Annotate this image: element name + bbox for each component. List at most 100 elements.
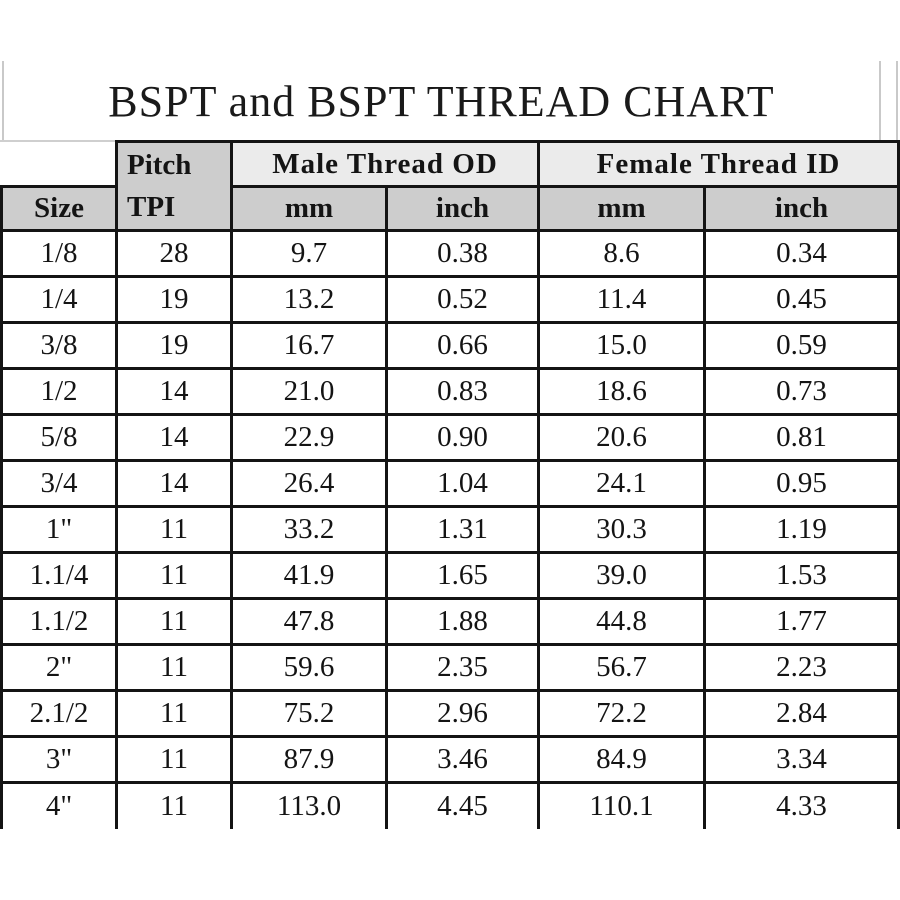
table-cell: 11	[115, 551, 233, 600]
table-cell: 1/4	[0, 275, 118, 324]
column-group-female-thread-id: Female Thread ID	[537, 140, 900, 188]
table-cell: 2"	[0, 643, 118, 692]
table-cell: 11	[115, 505, 233, 554]
table-cell: 9.7	[230, 229, 388, 278]
table-cell: 1.65	[384, 551, 541, 600]
table-cell: 30.3	[537, 505, 707, 554]
table-row: 2.1/2 11 75.2 2.96 72.2 2.84	[0, 689, 900, 738]
table-cell: 14	[115, 459, 233, 508]
table-cell: 3.34	[703, 735, 900, 784]
chart-title-box: BSPT and BSPT THREAD CHART	[2, 61, 881, 141]
table-header: Pitch TPI Male Thread OD Female Thread I…	[0, 140, 900, 232]
table-cell: 15.0	[537, 321, 707, 370]
table-cell: 21.0	[230, 367, 388, 416]
table-row: 1" 11 33.2 1.31 30.3 1.19	[0, 505, 900, 554]
table-cell: 59.6	[230, 643, 388, 692]
table-cell: 5/8	[0, 413, 118, 462]
table-cell: 20.6	[537, 413, 707, 462]
table-cell: 1.88	[384, 597, 541, 646]
table-cell: 0.45	[703, 275, 900, 324]
table-cell: 1.1/2	[0, 597, 118, 646]
table-cell: 1.31	[384, 505, 541, 554]
column-header-female-mm: mm	[537, 185, 707, 232]
table-cell: 24.1	[537, 459, 707, 508]
table-cell: 0.52	[384, 275, 541, 324]
table-cell: 11	[115, 643, 233, 692]
table-cell: 1.1/4	[0, 551, 118, 600]
table-cell: 2.23	[703, 643, 900, 692]
table-cell: 39.0	[537, 551, 707, 600]
table-cell: 0.34	[703, 229, 900, 278]
table-row: 1.1/2 11 47.8 1.88 44.8 1.77	[0, 597, 900, 646]
table-cell: 84.9	[537, 735, 707, 784]
pitch-label-line2: TPI	[127, 191, 176, 223]
title-right-border-line	[896, 61, 898, 141]
table-cell: 0.95	[703, 459, 900, 508]
table-row: 5/8 14 22.9 0.90 20.6 0.81	[0, 413, 900, 462]
table-cell: 44.8	[537, 597, 707, 646]
column-header-pitch-tpi: Pitch TPI	[115, 140, 233, 232]
table-cell: 1.19	[703, 505, 900, 554]
table-cell: 0.38	[384, 229, 541, 278]
table-cell: 2.84	[703, 689, 900, 738]
table-cell: 22.9	[230, 413, 388, 462]
table-row: 1/4 19 13.2 0.52 11.4 0.45	[0, 275, 900, 324]
table-cell: 14	[115, 367, 233, 416]
table-cell: 1/2	[0, 367, 118, 416]
table-cell: 1.53	[703, 551, 900, 600]
table-cell: 0.59	[703, 321, 900, 370]
table-cell: 75.2	[230, 689, 388, 738]
table-cell: 41.9	[230, 551, 388, 600]
table-cell: 1"	[0, 505, 118, 554]
table-row: 1.1/4 11 41.9 1.65 39.0 1.53	[0, 551, 900, 600]
table-cell: 110.1	[537, 781, 707, 829]
thread-chart-table: Pitch TPI Male Thread OD Female Thread I…	[0, 140, 900, 829]
table-cell: 72.2	[537, 689, 707, 738]
table-cell: 14	[115, 413, 233, 462]
table-cell: 113.0	[230, 781, 388, 829]
table-row: 3" 11 87.9 3.46 84.9 3.34	[0, 735, 900, 784]
table-cell: 11	[115, 597, 233, 646]
table-cell: 33.2	[230, 505, 388, 554]
table-cell: 3/4	[0, 459, 118, 508]
table-cell: 11	[115, 689, 233, 738]
table-row: 4" 11 113.0 4.45 110.1 4.33	[0, 781, 900, 829]
table-cell: 3/8	[0, 321, 118, 370]
table-cell: 28	[115, 229, 233, 278]
table-cell: 19	[115, 321, 233, 370]
table-cell: 2.96	[384, 689, 541, 738]
table-row: 2" 11 59.6 2.35 56.7 2.23	[0, 643, 900, 692]
table-cell: 56.7	[537, 643, 707, 692]
column-header-male-inch: inch	[384, 185, 541, 232]
table-cell: 26.4	[230, 459, 388, 508]
table-cell: 87.9	[230, 735, 388, 784]
table-cell: 11	[115, 735, 233, 784]
column-header-size: Size	[0, 185, 118, 232]
table-cell: 16.7	[230, 321, 388, 370]
table-cell: 2.35	[384, 643, 541, 692]
table-cell: 0.90	[384, 413, 541, 462]
title-bottom-border-line	[0, 140, 118, 142]
table-cell: 2.1/2	[0, 689, 118, 738]
page-title: BSPT and BSPT THREAD CHART	[108, 76, 775, 126]
table-row: 1/2 14 21.0 0.83 18.6 0.73	[0, 367, 900, 416]
column-group-male-thread-od: Male Thread OD	[229, 140, 541, 188]
table-cell: 19	[115, 275, 233, 324]
pitch-label-line1: Pitch	[127, 149, 192, 181]
header-group-row: Pitch TPI Male Thread OD Female Thread I…	[1, 140, 900, 232]
header-unit-row: Size mm inch mm inch	[0, 185, 900, 232]
column-header-female-inch: inch	[703, 185, 900, 232]
table-cell: 0.83	[384, 367, 541, 416]
table-cell: 1.77	[703, 597, 900, 646]
table-row: 1/8 28 9.7 0.38 8.6 0.34	[0, 229, 900, 278]
table-cell: 1/8	[0, 229, 118, 278]
table-cell: 0.66	[384, 321, 541, 370]
table-cell: 3"	[0, 735, 118, 784]
table-cell: 11.4	[537, 275, 707, 324]
table-cell: 1.04	[384, 459, 541, 508]
table-cell: 8.6	[537, 229, 707, 278]
table-row: 3/8 19 16.7 0.66 15.0 0.59	[0, 321, 900, 370]
table-cell: 0.73	[703, 367, 900, 416]
table-cell: 3.46	[384, 735, 541, 784]
table-cell: 13.2	[230, 275, 388, 324]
------------------------------------
= TASK OBJECTIVE =
Copy every line of the rows above word for word, leaving out the pictures.

= THE ANSWER =
Annotate this image: element name + bbox for each component. List at most 100 elements.
table-cell: 11	[115, 551, 233, 600]
table-cell: 1/4	[0, 275, 118, 324]
column-group-female-thread-id: Female Thread ID	[537, 140, 900, 188]
table-cell: 2"	[0, 643, 118, 692]
table-cell: 11	[115, 505, 233, 554]
table-cell: 9.7	[230, 229, 388, 278]
table-cell: 1.65	[384, 551, 541, 600]
table-cell: 30.3	[537, 505, 707, 554]
table-row: 2.1/2 11 75.2 2.96 72.2 2.84	[0, 689, 900, 738]
table-cell: 14	[115, 459, 233, 508]
table-cell: 3.34	[703, 735, 900, 784]
chart-title-box: BSPT and BSPT THREAD CHART	[2, 61, 881, 141]
table-header: Pitch TPI Male Thread OD Female Thread I…	[0, 140, 900, 232]
table-cell: 15.0	[537, 321, 707, 370]
table-cell: 21.0	[230, 367, 388, 416]
table-row: 1" 11 33.2 1.31 30.3 1.19	[0, 505, 900, 554]
table-cell: 59.6	[230, 643, 388, 692]
table-cell: 5/8	[0, 413, 118, 462]
table-cell: 20.6	[537, 413, 707, 462]
table-cell: 1.88	[384, 597, 541, 646]
table-cell: 0.45	[703, 275, 900, 324]
table-cell: 1.1/2	[0, 597, 118, 646]
table-cell: 1.31	[384, 505, 541, 554]
column-header-female-mm: mm	[537, 185, 707, 232]
table-cell: 24.1	[537, 459, 707, 508]
table-cell: 0.52	[384, 275, 541, 324]
table-cell: 11	[115, 643, 233, 692]
table-cell: 1.1/4	[0, 551, 118, 600]
table-cell: 2.23	[703, 643, 900, 692]
table-cell: 39.0	[537, 551, 707, 600]
table-cell: 0.34	[703, 229, 900, 278]
table-row: 1.1/2 11 47.8 1.88 44.8 1.77	[0, 597, 900, 646]
table-cell: 84.9	[537, 735, 707, 784]
pitch-label-line2: TPI	[127, 191, 176, 223]
title-right-border-line	[896, 61, 898, 141]
table-cell: 0.95	[703, 459, 900, 508]
table-row: 5/8 14 22.9 0.90 20.6 0.81	[0, 413, 900, 462]
table-cell: 44.8	[537, 597, 707, 646]
column-header-pitch-tpi: Pitch TPI	[115, 140, 233, 232]
table-cell: 1.19	[703, 505, 900, 554]
table-cell: 0.38	[384, 229, 541, 278]
table-cell: 2.84	[703, 689, 900, 738]
table-cell: 22.9	[230, 413, 388, 462]
table-row: 1/4 19 13.2 0.52 11.4 0.45	[0, 275, 900, 324]
table-cell: 14	[115, 367, 233, 416]
table-cell: 1/2	[0, 367, 118, 416]
table-cell: 1.53	[703, 551, 900, 600]
table-cell: 0.59	[703, 321, 900, 370]
table-cell: 75.2	[230, 689, 388, 738]
table-cell: 41.9	[230, 551, 388, 600]
table-cell: 1"	[0, 505, 118, 554]
table-row: 1.1/4 11 41.9 1.65 39.0 1.53	[0, 551, 900, 600]
table-cell: 110.1	[537, 781, 707, 829]
thread-chart-table: Pitch TPI Male Thread OD Female Thread I…	[0, 140, 900, 829]
table-cell: 72.2	[537, 689, 707, 738]
table-cell: 14	[115, 413, 233, 462]
table-cell: 113.0	[230, 781, 388, 829]
table-row: 3" 11 87.9 3.46 84.9 3.34	[0, 735, 900, 784]
table-cell: 11	[115, 597, 233, 646]
table-cell: 33.2	[230, 505, 388, 554]
table-cell: 3/4	[0, 459, 118, 508]
table-cell: 11	[115, 689, 233, 738]
table-row: 4" 11 113.0 4.45 110.1 4.33	[0, 781, 900, 829]
table-cell: 3/8	[0, 321, 118, 370]
table-cell: 28	[115, 229, 233, 278]
table-cell: 19	[115, 321, 233, 370]
table-cell: 2.96	[384, 689, 541, 738]
table-row: 2" 11 59.6 2.35 56.7 2.23	[0, 643, 900, 692]
table-cell: 56.7	[537, 643, 707, 692]
column-header-male-inch: inch	[384, 185, 541, 232]
table-cell: 26.4	[230, 459, 388, 508]
table-cell: 87.9	[230, 735, 388, 784]
table-cell: 11	[115, 735, 233, 784]
column-header-size: Size	[0, 185, 118, 232]
table-cell: 16.7	[230, 321, 388, 370]
table-cell: 2.35	[384, 643, 541, 692]
table-cell: 0.90	[384, 413, 541, 462]
title-bottom-border-line	[0, 140, 118, 142]
table-cell: 2.1/2	[0, 689, 118, 738]
page-title: BSPT and BSPT THREAD CHART	[108, 76, 775, 126]
table-row: 1/2 14 21.0 0.83 18.6 0.73	[0, 367, 900, 416]
column-group-male-thread-od: Male Thread OD	[229, 140, 541, 188]
table-cell: 19	[115, 275, 233, 324]
pitch-label-line1: Pitch	[127, 149, 192, 181]
header-group-row: Pitch TPI Male Thread OD Female Thread I…	[1, 140, 900, 232]
header-unit-row: Size mm inch mm inch	[0, 185, 900, 232]
column-header-female-inch: inch	[703, 185, 900, 232]
table-cell: 0.83	[384, 367, 541, 416]
table-cell: 1.77	[703, 597, 900, 646]
table-row: 1/8 28 9.7 0.38 8.6 0.34	[0, 229, 900, 278]
table-cell: 1/8	[0, 229, 118, 278]
table-cell: 0.66	[384, 321, 541, 370]
table-cell: 3"	[0, 735, 118, 784]
table-cell: 11.4	[537, 275, 707, 324]
table-cell: 1.04	[384, 459, 541, 508]
table-cell: 8.6	[537, 229, 707, 278]
table-row: 3/8 19 16.7 0.66 15.0 0.59	[0, 321, 900, 370]
table-cell: 0.73	[703, 367, 900, 416]
table-cell: 3.46	[384, 735, 541, 784]
table-cell: 13.2	[230, 275, 388, 324]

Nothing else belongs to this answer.